- Your goal
In the entries below, identify every line with the string "永怀赤子之心" and copy it.

- Provided data
********

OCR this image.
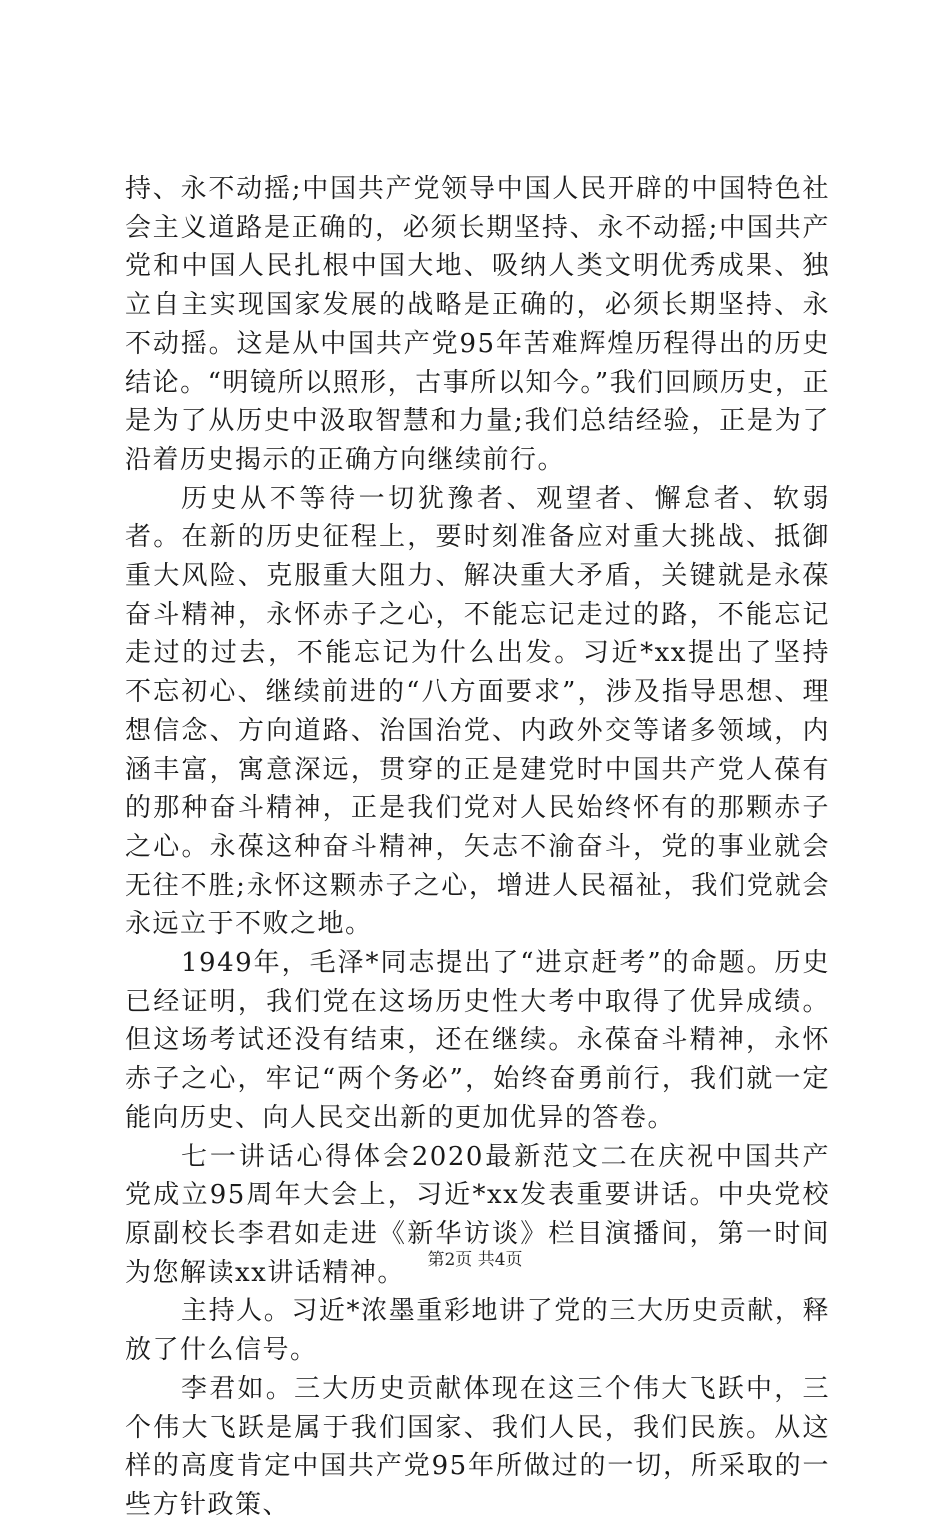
持、永不动摇;中国共产党领导中国人民开辟的中国特色社会主义道路是正确的，必须长期坚持、永不动摇;中国共产党和中国人民扎根中国大地、吸纳人类文明优秀成果、独立自主实现国家发展的战略是正确的，必须长期坚持、永不动摇。这是从中国共产党95年苦难辉煌历程得出的历史结论。“明镜所以照形，古事所以知今。”我们回顾历史，正是为了从历史中汲取智慧和力量;我们总结经验，正是为了沿着历史揭示的正确方向继续前行。

历史从不等待一切犹豫者、观望者、懈怠者、软弱者。在新的历史征程上，要时刻准备应对重大挑战、抵御重大风险、克服重大阻力、解决重大矛盾，关键就是永葆奋斗精神，永怀赤子之心，不能忘记走过的路，不能忘记走过的过去，不能忘记为什么出发。习近*xx提出了坚持不忘初心、继续前进的“八方面要求”，涉及指导思想、理想信念、方向道路、治国治党、内政外交等诸多领域，内涵丰富，寓意深远，贯穿的正是建党时中国共产党人葆有的那种奋斗精神，正是我们党对人民始终怀有的那颗赤子之心。永葆这种奋斗精神，矢志不渝奋斗，党的事业就会无往不胜;永怀这颗赤子之心，增进人民福祉，我们党就会永远立于不败之地。

1949年，毛泽*同志提出了“进京赶考”的命题。历史已经证明，我们党在这场历史性大考中取得了优异成绩。但这场考试还没有结束，还在继续。永葆奋斗精神，永怀赤子之心，牢记“两个务必”，始终奋勇前行，我们就一定能向历史、向人民交出新的更加优异的答卷。

七一讲话心得体会2020最新范文二在庆祝中国共产党成立95周年大会上，习近*xx发表重要讲话。中央党校原副校长李君如走进《新华访谈》栏目演播间，第一时间为您解读xx讲话精神。

主持人。习近*浓墨重彩地讲了党的三大历史贡献，释放了什么信号。

李君如。三大历史贡献体现在这三个伟大飞跃中，三个伟大飞跃是属于我们国家、我们人民，我们民族。从这样的高度肯定中国共产党95年所做过的一切，所采取的一些方针政策、

第2页 共4页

********

- Problem solution
历史从不等待一切犹豫者、观望者、懈怠者、软弱者。在新的历史征程上，要时刻准备应对重大挑战、抵御重大风险、克服重大阻力、解决重大矛盾，关键就是永葆奋斗精神，永怀赤子之心，不能忘记走过的路，不能忘记走过的过去，不能忘记为什么出发。习近*xx提出了坚持不忘初心、继续前进的“八方面要求”，涉及指导思想、理想信念、方向道路、治国治党、内政外交等诸多领域，内涵丰富，寓意深远，贯穿的正是建党时中国共产党人葆有的那种奋斗精神，正是我们党对人民始终怀有的那颗赤子之心。永葆这种奋斗精神，矢志不渝奋斗，党的事业就会无往不胜;永怀这颗赤子之心，增进人民福祉，我们党就会永远立于不败之地。
1949年，毛泽*同志提出了“进京赶考”的命题。历史已经证明，我们党在这场历史性大考中取得了优异成绩。但这场考试还没有结束，还在继续。永葆奋斗精神，永怀赤子之心，牢记“两个务必”，始终奋勇前行，我们就一定能向历史、向人民交出新的更加优异的答卷。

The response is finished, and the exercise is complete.